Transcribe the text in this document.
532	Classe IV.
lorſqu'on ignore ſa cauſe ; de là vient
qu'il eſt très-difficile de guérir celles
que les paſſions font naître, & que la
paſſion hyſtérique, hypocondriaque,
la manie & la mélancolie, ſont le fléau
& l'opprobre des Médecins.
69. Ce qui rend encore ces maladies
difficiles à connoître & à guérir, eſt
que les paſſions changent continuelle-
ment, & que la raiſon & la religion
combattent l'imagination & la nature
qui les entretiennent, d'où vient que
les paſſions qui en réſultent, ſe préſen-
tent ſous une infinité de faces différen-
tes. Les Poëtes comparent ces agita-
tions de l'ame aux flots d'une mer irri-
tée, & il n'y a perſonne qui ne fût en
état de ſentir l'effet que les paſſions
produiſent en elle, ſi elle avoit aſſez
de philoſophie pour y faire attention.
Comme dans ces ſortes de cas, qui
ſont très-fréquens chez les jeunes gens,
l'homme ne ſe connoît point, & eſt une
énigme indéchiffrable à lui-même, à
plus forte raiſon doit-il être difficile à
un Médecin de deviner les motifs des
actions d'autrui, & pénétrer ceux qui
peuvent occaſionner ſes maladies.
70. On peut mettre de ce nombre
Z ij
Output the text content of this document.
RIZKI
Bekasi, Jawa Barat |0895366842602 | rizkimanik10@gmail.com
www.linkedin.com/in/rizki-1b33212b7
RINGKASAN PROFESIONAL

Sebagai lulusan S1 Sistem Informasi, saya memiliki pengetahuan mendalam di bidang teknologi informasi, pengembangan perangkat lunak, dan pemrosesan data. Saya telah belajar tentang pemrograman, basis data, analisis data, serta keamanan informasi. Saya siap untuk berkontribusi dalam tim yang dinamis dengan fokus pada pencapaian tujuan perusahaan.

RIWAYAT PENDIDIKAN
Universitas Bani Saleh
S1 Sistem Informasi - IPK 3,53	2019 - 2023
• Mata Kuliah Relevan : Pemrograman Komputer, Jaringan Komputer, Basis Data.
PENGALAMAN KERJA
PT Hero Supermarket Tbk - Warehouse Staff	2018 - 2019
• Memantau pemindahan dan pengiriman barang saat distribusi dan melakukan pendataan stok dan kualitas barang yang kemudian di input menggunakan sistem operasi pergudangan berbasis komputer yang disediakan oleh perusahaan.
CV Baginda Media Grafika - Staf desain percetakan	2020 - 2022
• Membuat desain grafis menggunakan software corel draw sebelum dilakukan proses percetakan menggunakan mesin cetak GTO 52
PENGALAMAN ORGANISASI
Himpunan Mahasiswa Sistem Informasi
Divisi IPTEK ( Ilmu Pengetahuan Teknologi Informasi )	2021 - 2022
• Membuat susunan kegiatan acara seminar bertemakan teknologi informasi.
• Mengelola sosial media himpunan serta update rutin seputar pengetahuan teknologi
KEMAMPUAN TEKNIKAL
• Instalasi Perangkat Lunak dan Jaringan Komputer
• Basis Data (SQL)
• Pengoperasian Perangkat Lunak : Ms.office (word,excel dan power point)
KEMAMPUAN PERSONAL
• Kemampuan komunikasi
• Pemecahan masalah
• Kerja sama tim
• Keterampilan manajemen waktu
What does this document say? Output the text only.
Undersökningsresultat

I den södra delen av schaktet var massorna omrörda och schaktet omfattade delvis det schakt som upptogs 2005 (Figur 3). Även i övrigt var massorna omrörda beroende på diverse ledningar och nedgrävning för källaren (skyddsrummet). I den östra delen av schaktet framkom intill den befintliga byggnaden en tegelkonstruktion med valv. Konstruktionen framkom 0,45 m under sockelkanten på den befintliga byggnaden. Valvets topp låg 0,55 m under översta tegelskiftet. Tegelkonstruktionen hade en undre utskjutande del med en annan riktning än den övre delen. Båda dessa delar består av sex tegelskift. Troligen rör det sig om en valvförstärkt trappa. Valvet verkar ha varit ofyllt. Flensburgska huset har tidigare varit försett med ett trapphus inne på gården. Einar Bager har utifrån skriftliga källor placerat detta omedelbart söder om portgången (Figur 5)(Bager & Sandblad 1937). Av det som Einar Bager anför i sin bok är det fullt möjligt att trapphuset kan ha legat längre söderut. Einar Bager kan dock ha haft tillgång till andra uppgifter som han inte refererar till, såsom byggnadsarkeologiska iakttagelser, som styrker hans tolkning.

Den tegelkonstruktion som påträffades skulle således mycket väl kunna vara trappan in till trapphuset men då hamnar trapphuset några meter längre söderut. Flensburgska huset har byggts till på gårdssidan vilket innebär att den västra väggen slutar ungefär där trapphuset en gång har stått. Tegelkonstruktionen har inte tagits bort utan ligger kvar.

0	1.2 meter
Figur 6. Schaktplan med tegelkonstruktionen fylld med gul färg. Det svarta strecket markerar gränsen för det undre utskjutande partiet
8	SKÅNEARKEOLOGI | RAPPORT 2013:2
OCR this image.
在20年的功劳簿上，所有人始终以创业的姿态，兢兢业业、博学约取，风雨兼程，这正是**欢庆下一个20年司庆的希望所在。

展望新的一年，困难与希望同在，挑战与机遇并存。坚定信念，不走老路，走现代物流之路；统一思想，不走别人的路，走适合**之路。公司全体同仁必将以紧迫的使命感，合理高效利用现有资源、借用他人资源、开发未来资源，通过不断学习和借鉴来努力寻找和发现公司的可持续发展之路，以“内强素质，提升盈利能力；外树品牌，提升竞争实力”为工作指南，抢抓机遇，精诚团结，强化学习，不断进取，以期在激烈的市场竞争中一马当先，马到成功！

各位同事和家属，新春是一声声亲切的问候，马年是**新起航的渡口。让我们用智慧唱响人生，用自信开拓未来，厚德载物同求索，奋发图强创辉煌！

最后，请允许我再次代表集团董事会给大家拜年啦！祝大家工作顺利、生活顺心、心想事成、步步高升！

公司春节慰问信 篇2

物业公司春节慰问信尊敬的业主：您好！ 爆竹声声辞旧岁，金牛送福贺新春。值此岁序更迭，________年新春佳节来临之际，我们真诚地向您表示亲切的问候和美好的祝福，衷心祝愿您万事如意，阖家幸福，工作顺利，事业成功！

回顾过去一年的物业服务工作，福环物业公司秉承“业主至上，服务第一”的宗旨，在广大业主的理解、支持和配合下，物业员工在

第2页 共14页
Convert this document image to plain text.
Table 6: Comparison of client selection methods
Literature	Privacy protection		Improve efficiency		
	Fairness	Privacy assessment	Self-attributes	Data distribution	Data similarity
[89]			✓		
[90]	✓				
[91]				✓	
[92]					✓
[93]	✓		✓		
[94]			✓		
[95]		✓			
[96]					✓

· · · · ·

Each entry above is to be printed again exactly.

_Result for this task:_
Transcribe the text in this document.
532	Classe IV.
lorſqu'on ignore ſa cauſe ; de là vient
qu'il eſt très-difficile de guérir celles
que les paſſions font naître, & que la
paſſion hyſtérique, hypocondriaque,
la manie & la mélancolie, ſont le fléau
& l'opprobre des Médecins.
69. Ce qui rend encore ces maladies
difficiles à connoître & à guérir, eſt
que les paſſions changent continuelle-
ment, & que la raiſon & la religion
combattent l'imagination & la nature
qui les entretiennent, d'où vient que
les paſſions qui en réſultent, ſe préſen-
tent ſous une infinité de faces différen-
tes. Les Poëtes comparent ces agita-
tions de l'ame aux flots d'une mer irri-
tée, & il n'y a perſonne qui ne fût en
état de ſentir l'effet que les paſſions
produiſent en elle, ſi elle avoit aſſez
de philoſophie pour y faire attention.
Comme dans ces ſortes de cas, qui
ſont très-fréquens chez les jeunes gens,
l'homme ne ſe connoît point, & eſt une
énigme indéchiffrable à lui-même, à
plus forte raiſon doit-il être difficile à
un Médecin de deviner les motifs des
actions d'autrui, & pénétrer ceux qui
peuvent occaſionner ſes maladies.
70. On peut mettre de ce nombre
Z ij
Output the text content of this document.
RIZKI
Bekasi, Jawa Barat |0895366842602 | rizkimanik10@gmail.com
www.linkedin.com/in/rizki-1b33212b7
RINGKASAN PROFESIONAL

Sebagai lulusan S1 Sistem Informasi, saya memiliki pengetahuan mendalam di bidang teknologi informasi, pengembangan perangkat lunak, dan pemrosesan data. Saya telah belajar tentang pemrograman, basis data, analisis data, serta keamanan informasi. Saya siap untuk berkontribusi dalam tim yang dinamis dengan fokus pada pencapaian tujuan perusahaan.

RIWAYAT PENDIDIKAN
Universitas Bani Saleh
S1 Sistem Informasi - IPK 3,53	2019 - 2023
• Mata Kuliah Relevan : Pemrograman Komputer, Jaringan Komputer, Basis Data.
PENGALAMAN KERJA
PT Hero Supermarket Tbk - Warehouse Staff	2018 - 2019
• Memantau pemindahan dan pengiriman barang saat distribusi dan melakukan pendataan stok dan kualitas barang yang kemudian di input menggunakan sistem operasi pergudangan berbasis komputer yang disediakan oleh perusahaan.
CV Baginda Media Grafika - Staf desain percetakan	2020 - 2022
• Membuat desain grafis menggunakan software corel draw sebelum dilakukan proses percetakan menggunakan mesin cetak GTO 52
PENGALAMAN ORGANISASI
Himpunan Mahasiswa Sistem Informasi
Divisi IPTEK ( Ilmu Pengetahuan Teknologi Informasi )	2021 - 2022
• Membuat susunan kegiatan acara seminar bertemakan teknologi informasi.
• Mengelola sosial media himpunan serta update rutin seputar pengetahuan teknologi
KEMAMPUAN TEKNIKAL
• Instalasi Perangkat Lunak dan Jaringan Komputer
• Basis Data (SQL)
• Pengoperasian Perangkat Lunak : Ms.office (word,excel dan power point)
KEMAMPUAN PERSONAL
• Kemampuan komunikasi
• Pemecahan masalah
• Kerja sama tim
• Keterampilan manajemen waktu
What does this document say? Output the text only.
Undersökningsresultat

I den södra delen av schaktet var massorna omrörda och schaktet omfattade delvis det schakt som upptogs 2005 (Figur 3). Även i övrigt var massorna omrörda beroende på diverse ledningar och nedgrävning för källaren (skyddsrummet). I den östra delen av schaktet framkom intill den befintliga byggnaden en tegelkonstruktion med valv. Konstruktionen framkom 0,45 m under sockelkanten på den befintliga byggnaden. Valvets topp låg 0,55 m under översta tegelskiftet. Tegelkonstruktionen hade en undre utskjutande del med en annan riktning än den övre delen. Båda dessa delar består av sex tegelskift. Troligen rör det sig om en valvförstärkt trappa. Valvet verkar ha varit ofyllt. Flensburgska huset har tidigare varit försett med ett trapphus inne på gården. Einar Bager har utifrån skriftliga källor placerat detta omedelbart söder om portgången (Figur 5)(Bager & Sandblad 1937). Av det som Einar Bager anför i sin bok är det fullt möjligt att trapphuset kan ha legat längre söderut. Einar Bager kan dock ha haft tillgång till andra uppgifter som han inte refererar till, såsom byggnadsarkeologiska iakttagelser, som styrker hans tolkning.

Den tegelkonstruktion som påträffades skulle således mycket väl kunna vara trappan in till trapphuset men då hamnar trapphuset några meter längre söderut. Flensburgska huset har byggts till på gårdssidan vilket innebär att den västra väggen slutar ungefär där trapphuset en gång har stått. Tegelkonstruktionen har inte tagits bort utan ligger kvar.

0	1.2 meter
Figur 6. Schaktplan med tegelkonstruktionen fylld med gul färg. Det svarta strecket markerar gränsen för det undre utskjutande partiet
8	SKÅNEARKEOLOGI | RAPPORT 2013:2
OCR this image.
在20年的功劳簿上，所有人始终以创业的姿态，兢兢业业、博学约取，风雨兼程，这正是**欢庆下一个20年司庆的希望所在。

展望新的一年，困难与希望同在，挑战与机遇并存。坚定信念，不走老路，走现代物流之路；统一思想，不走别人的路，走适合**之路。公司全体同仁必将以紧迫的使命感，合理高效利用现有资源、借用他人资源、开发未来资源，通过不断学习和借鉴来努力寻找和发现公司的可持续发展之路，以“内强素质，提升盈利能力；外树品牌，提升竞争实力”为工作指南，抢抓机遇，精诚团结，强化学习，不断进取，以期在激烈的市场竞争中一马当先，马到成功！

各位同事和家属，新春是一声声亲切的问候，马年是**新起航的渡口。让我们用智慧唱响人生，用自信开拓未来，厚德载物同求索，奋发图强创辉煌！

最后，请允许我再次代表集团董事会给大家拜年啦！祝大家工作顺利、生活顺心、心想事成、步步高升！

公司春节慰问信 篇2

物业公司春节慰问信尊敬的业主：您好！ 爆竹声声辞旧岁，金牛送福贺新春。值此岁序更迭，________年新春佳节来临之际，我们真诚地向您表示亲切的问候和美好的祝福，衷心祝愿您万事如意，阖家幸福，工作顺利，事业成功！

回顾过去一年的物业服务工作，福环物业公司秉承“业主至上，服务第一”的宗旨，在广大业主的理解、支持和配合下，物业员工在

第2页 共14页
Convert this document image to plain text.
Table 6: Comparison of client selection methods
Literature	Privacy protection		Improve efficiency		
	Fairness	Privacy assessment	Self-attributes	Data distribution	Data similarity
[89]			✓		
[90]	✓				
[91]				✓	
[92]					✓
[93]	✓		✓		
[94]			✓		
[95]		✓			
[96]					✓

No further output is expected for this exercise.